**Problem to solve:** Return the full listing exactly as it is written.

--- begin Task input ---

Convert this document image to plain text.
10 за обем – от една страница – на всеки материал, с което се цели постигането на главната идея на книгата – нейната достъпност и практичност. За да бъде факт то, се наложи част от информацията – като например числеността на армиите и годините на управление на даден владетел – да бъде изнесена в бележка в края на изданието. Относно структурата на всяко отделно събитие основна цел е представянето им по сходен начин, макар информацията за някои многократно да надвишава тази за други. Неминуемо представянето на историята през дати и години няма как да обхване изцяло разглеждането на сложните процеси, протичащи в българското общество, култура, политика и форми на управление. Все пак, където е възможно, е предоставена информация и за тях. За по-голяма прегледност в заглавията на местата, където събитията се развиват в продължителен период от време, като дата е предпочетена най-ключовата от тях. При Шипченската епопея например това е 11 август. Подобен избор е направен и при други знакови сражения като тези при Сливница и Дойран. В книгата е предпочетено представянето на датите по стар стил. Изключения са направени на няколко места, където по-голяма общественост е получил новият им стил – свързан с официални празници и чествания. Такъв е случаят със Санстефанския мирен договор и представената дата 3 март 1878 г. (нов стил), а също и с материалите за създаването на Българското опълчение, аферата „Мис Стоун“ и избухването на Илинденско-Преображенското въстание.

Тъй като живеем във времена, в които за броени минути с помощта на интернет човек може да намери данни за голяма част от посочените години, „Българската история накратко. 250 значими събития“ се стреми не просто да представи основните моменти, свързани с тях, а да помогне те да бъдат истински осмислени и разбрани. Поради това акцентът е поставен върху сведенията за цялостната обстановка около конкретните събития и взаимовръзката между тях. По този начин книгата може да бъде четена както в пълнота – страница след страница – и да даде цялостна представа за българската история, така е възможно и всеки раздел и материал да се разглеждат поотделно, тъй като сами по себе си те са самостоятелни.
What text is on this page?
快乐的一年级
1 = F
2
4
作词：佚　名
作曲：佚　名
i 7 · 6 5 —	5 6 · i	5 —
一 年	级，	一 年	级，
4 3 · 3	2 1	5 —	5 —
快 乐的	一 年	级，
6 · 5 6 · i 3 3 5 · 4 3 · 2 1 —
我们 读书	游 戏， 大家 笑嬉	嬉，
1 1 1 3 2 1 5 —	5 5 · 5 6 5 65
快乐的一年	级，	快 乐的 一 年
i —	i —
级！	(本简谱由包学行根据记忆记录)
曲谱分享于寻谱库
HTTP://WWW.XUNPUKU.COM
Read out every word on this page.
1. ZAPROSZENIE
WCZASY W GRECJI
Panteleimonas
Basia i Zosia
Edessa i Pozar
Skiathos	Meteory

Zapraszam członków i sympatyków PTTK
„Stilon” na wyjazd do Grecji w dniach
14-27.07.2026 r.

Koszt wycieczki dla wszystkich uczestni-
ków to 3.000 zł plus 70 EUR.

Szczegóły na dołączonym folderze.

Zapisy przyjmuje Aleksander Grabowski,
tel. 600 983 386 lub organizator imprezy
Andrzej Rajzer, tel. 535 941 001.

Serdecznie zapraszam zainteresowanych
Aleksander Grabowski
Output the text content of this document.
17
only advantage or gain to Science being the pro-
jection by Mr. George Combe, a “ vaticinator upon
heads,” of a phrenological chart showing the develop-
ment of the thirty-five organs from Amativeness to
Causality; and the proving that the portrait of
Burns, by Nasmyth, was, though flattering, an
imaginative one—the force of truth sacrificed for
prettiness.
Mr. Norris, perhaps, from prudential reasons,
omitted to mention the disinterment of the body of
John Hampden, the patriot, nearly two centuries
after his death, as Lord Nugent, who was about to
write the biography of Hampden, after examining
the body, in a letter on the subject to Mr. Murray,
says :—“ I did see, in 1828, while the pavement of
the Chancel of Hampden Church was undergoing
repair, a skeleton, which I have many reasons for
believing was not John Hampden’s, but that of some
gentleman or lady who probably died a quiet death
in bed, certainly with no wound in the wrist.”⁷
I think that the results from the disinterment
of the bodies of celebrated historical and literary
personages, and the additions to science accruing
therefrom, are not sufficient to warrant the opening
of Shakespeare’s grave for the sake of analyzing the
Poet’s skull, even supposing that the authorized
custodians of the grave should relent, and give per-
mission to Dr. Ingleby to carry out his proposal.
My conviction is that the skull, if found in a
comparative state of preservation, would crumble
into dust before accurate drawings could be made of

--- end Task input ---

**Final answer:**
Convert this document image to plain text.
10 за обем – от една страница – на всеки материал, с което се цели постигането на главната идея на книгата – нейната достъпност и практичност. За да бъде факт то, се наложи част от информацията – като например числеността на армиите и годините на управление на даден владетел – да бъде изнесена в бележка в края на изданието. Относно структурата на всяко отделно събитие основна цел е представянето им по сходен начин, макар информацията за някои многократно да надвишава тази за други. Неминуемо представянето на историята през дати и години няма как да обхване изцяло разглеждането на сложните процеси, протичащи в българското общество, култура, политика и форми на управление. Все пак, където е възможно, е предоставена информация и за тях. За по-голяма прегледност в заглавията на местата, където събитията се развиват в продължителен период от време, като дата е предпочетена най-ключовата от тях. При Шипченската епопея например това е 11 август. Подобен избор е направен и при други знакови сражения като тези при Сливница и Дойран. В книгата е предпочетено представянето на датите по стар стил. Изключения са направени на няколко места, където по-голяма общественост е получил новият им стил – свързан с официални празници и чествания. Такъв е случаят със Санстефанския мирен договор и представената дата 3 март 1878 г. (нов стил), а също и с материалите за създаването на Българското опълчение, аферата „Мис Стоун“ и избухването на Илинденско-Преображенското въстание.

Тъй като живеем във времена, в които за броени минути с помощта на интернет човек може да намери данни за голяма част от посочените години, „Българската история накратко. 250 значими събития“ се стреми не просто да представи основните моменти, свързани с тях, а да помогне те да бъдат истински осмислени и разбрани. Поради това акцентът е поставен върху сведенията за цялостната обстановка около конкретните събития и взаимовръзката между тях. По този начин книгата може да бъде четена както в пълнота – страница след страница – и да даде цялостна представа за българската история, така е възможно и всеки раздел и материал да се разглеждат поотделно, тъй като сами по себе си те са самостоятелни.
What text is on this page?
快乐的一年级
1 = F
2
4
作词：佚　名
作曲：佚　名
i 7 · 6 5 —	5 6 · i	5 —
一 年	级，	一 年	级，
4 3 · 3	2 1	5 —	5 —
快 乐的	一 年	级，
6 · 5 6 · i 3 3 5 · 4 3 · 2 1 —
我们 读书	游 戏， 大家 笑嬉	嬉，
1 1 1 3 2 1 5 —	5 5 · 5 6 5 65
快乐的一年	级，	快 乐的 一 年
i —	i —
级！	(本简谱由包学行根据记忆记录)
曲谱分享于寻谱库
HTTP://WWW.XUNPUKU.COM
Read out every word on this page.
1. ZAPROSZENIE
WCZASY W GRECJI
Panteleimonas
Basia i Zosia
Edessa i Pozar
Skiathos	Meteory

Zapraszam członków i sympatyków PTTK
„Stilon” na wyjazd do Grecji w dniach
14-27.07.2026 r.

Koszt wycieczki dla wszystkich uczestni-
ków to 3.000 zł plus 70 EUR.

Szczegóły na dołączonym folderze.

Zapisy przyjmuje Aleksander Grabowski,
tel. 600 983 386 lub organizator imprezy
Andrzej Rajzer, tel. 535 941 001.

Serdecznie zapraszam zainteresowanych
Aleksander Grabowski
Output the text content of this document.
17
only advantage or gain to Science being the pro-
jection by Mr. George Combe, a “ vaticinator upon
heads,” of a phrenological chart showing the develop-
ment of the thirty-five organs from Amativeness to
Causality; and the proving that the portrait of
Burns, by Nasmyth, was, though flattering, an
imaginative one—the force of truth sacrificed for
prettiness.
Mr. Norris, perhaps, from prudential reasons,
omitted to mention the disinterment of the body of
John Hampden, the patriot, nearly two centuries
after his death, as Lord Nugent, who was about to
write the biography of Hampden, after examining
the body, in a letter on the subject to Mr. Murray,
says :—“ I did see, in 1828, while the pavement of
the Chancel of Hampden Church was undergoing
repair, a skeleton, which I have many reasons for
believing was not John Hampden’s, but that of some
gentleman or lady who probably died a quiet death
in bed, certainly with no wound in the wrist.”⁷
I think that the results from the disinterment
of the bodies of celebrated historical and literary
personages, and the additions to science accruing
therefrom, are not sufficient to warrant the opening
of Shakespeare’s grave for the sake of analyzing the
Poet’s skull, even supposing that the authorized
custodians of the grave should relent, and give per-
mission to Dr. Ingleby to carry out his proposal.
My conviction is that the skull, if found in a
comparative state of preservation, would crumble
into dust before accurate drawings could be made of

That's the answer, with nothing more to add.